Short problem:
Quote every line as written. Omit pictures.
— start of Given data —
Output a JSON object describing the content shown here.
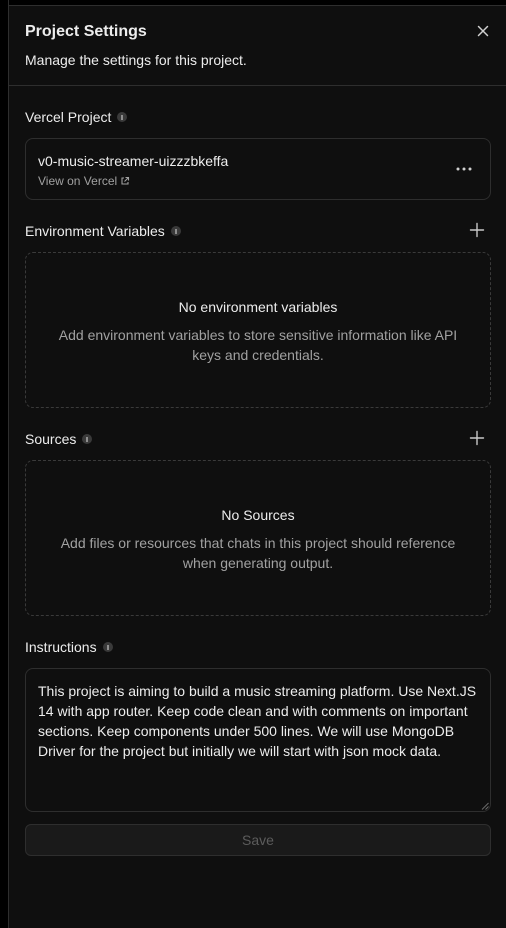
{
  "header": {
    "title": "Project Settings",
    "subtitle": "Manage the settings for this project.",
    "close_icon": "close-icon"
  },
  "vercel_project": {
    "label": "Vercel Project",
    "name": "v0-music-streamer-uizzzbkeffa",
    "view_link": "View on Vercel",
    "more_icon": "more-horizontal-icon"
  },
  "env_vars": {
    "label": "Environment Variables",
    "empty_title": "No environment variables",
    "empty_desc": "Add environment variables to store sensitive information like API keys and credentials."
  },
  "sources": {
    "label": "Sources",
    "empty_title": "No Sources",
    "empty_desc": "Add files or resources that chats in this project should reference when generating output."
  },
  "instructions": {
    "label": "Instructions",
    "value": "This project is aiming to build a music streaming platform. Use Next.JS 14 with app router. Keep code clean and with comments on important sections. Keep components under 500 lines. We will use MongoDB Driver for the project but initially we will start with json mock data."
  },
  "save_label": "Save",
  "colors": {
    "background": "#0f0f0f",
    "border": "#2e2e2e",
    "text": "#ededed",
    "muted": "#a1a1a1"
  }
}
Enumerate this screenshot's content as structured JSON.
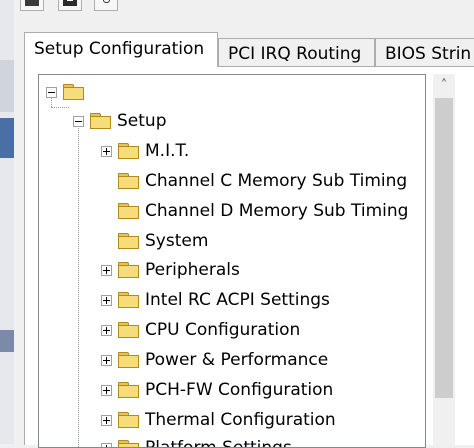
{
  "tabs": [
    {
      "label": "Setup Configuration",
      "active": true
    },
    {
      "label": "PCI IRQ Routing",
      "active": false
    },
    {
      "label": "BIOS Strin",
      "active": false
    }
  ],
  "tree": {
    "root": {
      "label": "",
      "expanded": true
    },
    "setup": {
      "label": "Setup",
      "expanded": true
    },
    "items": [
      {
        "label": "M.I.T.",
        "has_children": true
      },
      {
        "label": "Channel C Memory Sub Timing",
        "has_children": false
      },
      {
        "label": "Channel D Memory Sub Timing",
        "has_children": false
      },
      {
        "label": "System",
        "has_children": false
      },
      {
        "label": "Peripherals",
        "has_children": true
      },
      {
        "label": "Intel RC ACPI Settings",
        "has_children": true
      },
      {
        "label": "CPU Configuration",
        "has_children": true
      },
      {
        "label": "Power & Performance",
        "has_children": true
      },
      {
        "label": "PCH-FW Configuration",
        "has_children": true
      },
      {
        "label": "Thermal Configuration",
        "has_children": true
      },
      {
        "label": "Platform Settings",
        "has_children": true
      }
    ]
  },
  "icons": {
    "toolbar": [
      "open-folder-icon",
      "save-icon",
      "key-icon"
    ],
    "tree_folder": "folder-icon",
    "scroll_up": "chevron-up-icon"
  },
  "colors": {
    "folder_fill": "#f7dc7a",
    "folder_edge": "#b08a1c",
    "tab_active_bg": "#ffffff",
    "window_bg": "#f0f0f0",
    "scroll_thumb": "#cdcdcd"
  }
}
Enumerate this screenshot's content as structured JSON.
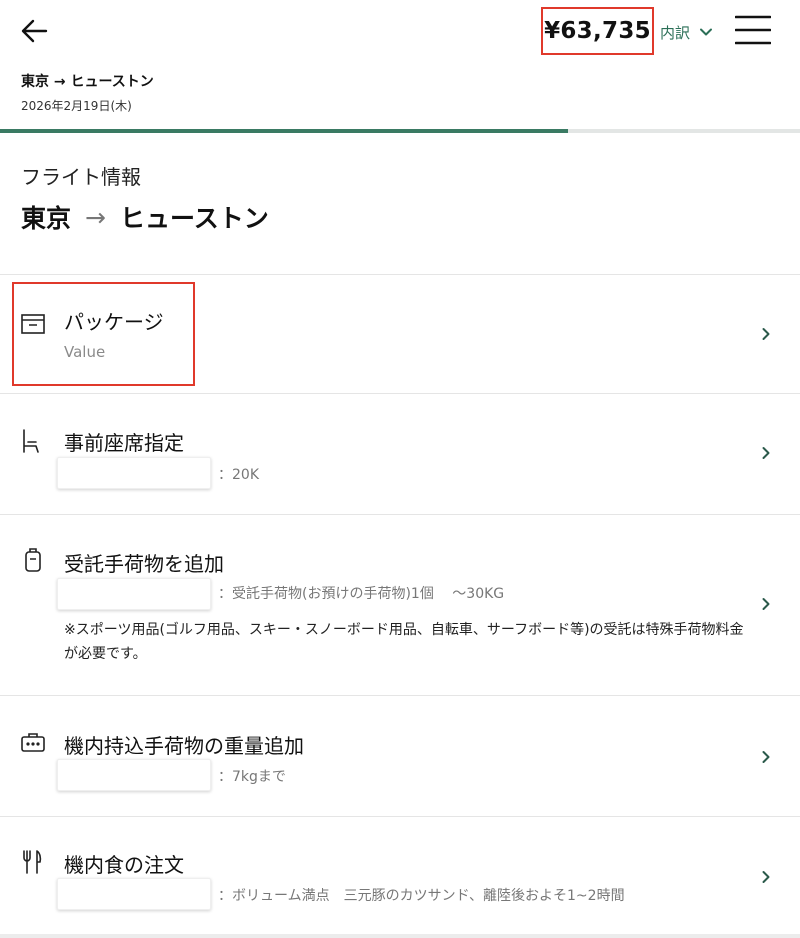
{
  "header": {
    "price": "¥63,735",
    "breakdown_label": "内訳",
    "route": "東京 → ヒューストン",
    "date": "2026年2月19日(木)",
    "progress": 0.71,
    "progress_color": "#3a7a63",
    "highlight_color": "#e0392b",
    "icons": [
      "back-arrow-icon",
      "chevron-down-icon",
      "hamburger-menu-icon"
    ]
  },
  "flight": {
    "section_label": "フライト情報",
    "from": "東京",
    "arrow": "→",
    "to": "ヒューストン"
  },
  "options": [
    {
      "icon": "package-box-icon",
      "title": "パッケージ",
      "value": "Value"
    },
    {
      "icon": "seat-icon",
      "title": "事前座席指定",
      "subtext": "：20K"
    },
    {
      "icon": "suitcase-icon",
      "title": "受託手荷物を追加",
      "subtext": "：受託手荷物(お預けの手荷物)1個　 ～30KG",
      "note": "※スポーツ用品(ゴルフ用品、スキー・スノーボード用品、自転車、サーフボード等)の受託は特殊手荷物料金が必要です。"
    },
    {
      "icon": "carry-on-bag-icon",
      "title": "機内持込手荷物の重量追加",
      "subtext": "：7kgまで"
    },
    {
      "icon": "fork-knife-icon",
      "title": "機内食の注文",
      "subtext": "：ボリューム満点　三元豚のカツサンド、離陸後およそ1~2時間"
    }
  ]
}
— end of Given data —
Response to this task:
Output a JSON object describing the content shown here.
{
  "header": {
    "title": "Project Settings",
    "subtitle": "Manage the settings for this project.",
    "close_icon": "close-icon"
  },
  "vercel_project": {
    "label": "Vercel Project",
    "name": "v0-music-streamer-uizzzbkeffa",
    "view_link": "View on Vercel",
    "more_icon": "more-horizontal-icon"
  },
  "env_vars": {
    "label": "Environment Variables",
    "empty_title": "No environment variables",
    "empty_desc": "Add environment variables to store sensitive information like API keys and credentials."
  },
  "sources": {
    "label": "Sources",
    "empty_title": "No Sources",
    "empty_desc": "Add files or resources that chats in this project should reference when generating output."
  },
  "instructions": {
    "label": "Instructions",
    "value": "This project is aiming to build a music streaming platform. Use Next.JS 14 with app router. Keep code clean and with comments on important sections. Keep components under 500 lines. We will use MongoDB Driver for the project but initially we will start with json mock data."
  },
  "save_label": "Save",
  "colors": {
    "background": "#0f0f0f",
    "border": "#2e2e2e",
    "text": "#ededed",
    "muted": "#a1a1a1"
  }
}
Enumerate this screenshot's content as structured JSON.
{
  "tabs": [
    {
      "label": "Setup Configuration",
      "active": true
    },
    {
      "label": "PCI IRQ Routing",
      "active": false
    },
    {
      "label": "BIOS Strin",
      "active": false
    }
  ],
  "tree": {
    "root": {
      "label": "",
      "expanded": true
    },
    "setup": {
      "label": "Setup",
      "expanded": true
    },
    "items": [
      {
        "label": "M.I.T.",
        "has_children": true
      },
      {
        "label": "Channel C Memory Sub Timing",
        "has_children": false
      },
      {
        "label": "Channel D Memory Sub Timing",
        "has_children": false
      },
      {
        "label": "System",
        "has_children": false
      },
      {
        "label": "Peripherals",
        "has_children": true
      },
      {
        "label": "Intel RC ACPI Settings",
        "has_children": true
      },
      {
        "label": "CPU Configuration",
        "has_children": true
      },
      {
        "label": "Power & Performance",
        "has_children": true
      },
      {
        "label": "PCH-FW Configuration",
        "has_children": true
      },
      {
        "label": "Thermal Configuration",
        "has_children": true
      },
      {
        "label": "Platform Settings",
        "has_children": true
      }
    ]
  },
  "icons": {
    "toolbar": [
      "open-folder-icon",
      "save-icon",
      "key-icon"
    ],
    "tree_folder": "folder-icon",
    "scroll_up": "chevron-up-icon"
  },
  "colors": {
    "folder_fill": "#f7dc7a",
    "folder_edge": "#b08a1c",
    "tab_active_bg": "#ffffff",
    "window_bg": "#f0f0f0",
    "scroll_thumb": "#cdcdcd"
  }
}
Enumerate this screenshot's content as structured JSON.
{
  "header": {
    "price": "¥63,735",
    "breakdown_label": "内訳",
    "route": "東京 → ヒューストン",
    "date": "2026年2月19日(木)",
    "progress": 0.71,
    "progress_color": "#3a7a63",
    "highlight_color": "#e0392b",
    "icons": [
      "back-arrow-icon",
      "chevron-down-icon",
      "hamburger-menu-icon"
    ]
  },
  "flight": {
    "section_label": "フライト情報",
    "from": "東京",
    "arrow": "→",
    "to": "ヒューストン"
  },
  "options": [
    {
      "icon": "package-box-icon",
      "title": "パッケージ",
      "value": "Value"
    },
    {
      "icon": "seat-icon",
      "title": "事前座席指定",
      "subtext": "：20K"
    },
    {
      "icon": "suitcase-icon",
      "title": "受託手荷物を追加",
      "subtext": "：受託手荷物(お預けの手荷物)1個　 ～30KG",
      "note": "※スポーツ用品(ゴルフ用品、スキー・スノーボード用品、自転車、サーフボード等)の受託は特殊手荷物料金が必要です。"
    },
    {
      "icon": "carry-on-bag-icon",
      "title": "機内持込手荷物の重量追加",
      "subtext": "：7kgまで"
    },
    {
      "icon": "fork-knife-icon",
      "title": "機内食の注文",
      "subtext": "：ボリューム満点　三元豚のカツサンド、離陸後およそ1~2時間"
    }
  ]
}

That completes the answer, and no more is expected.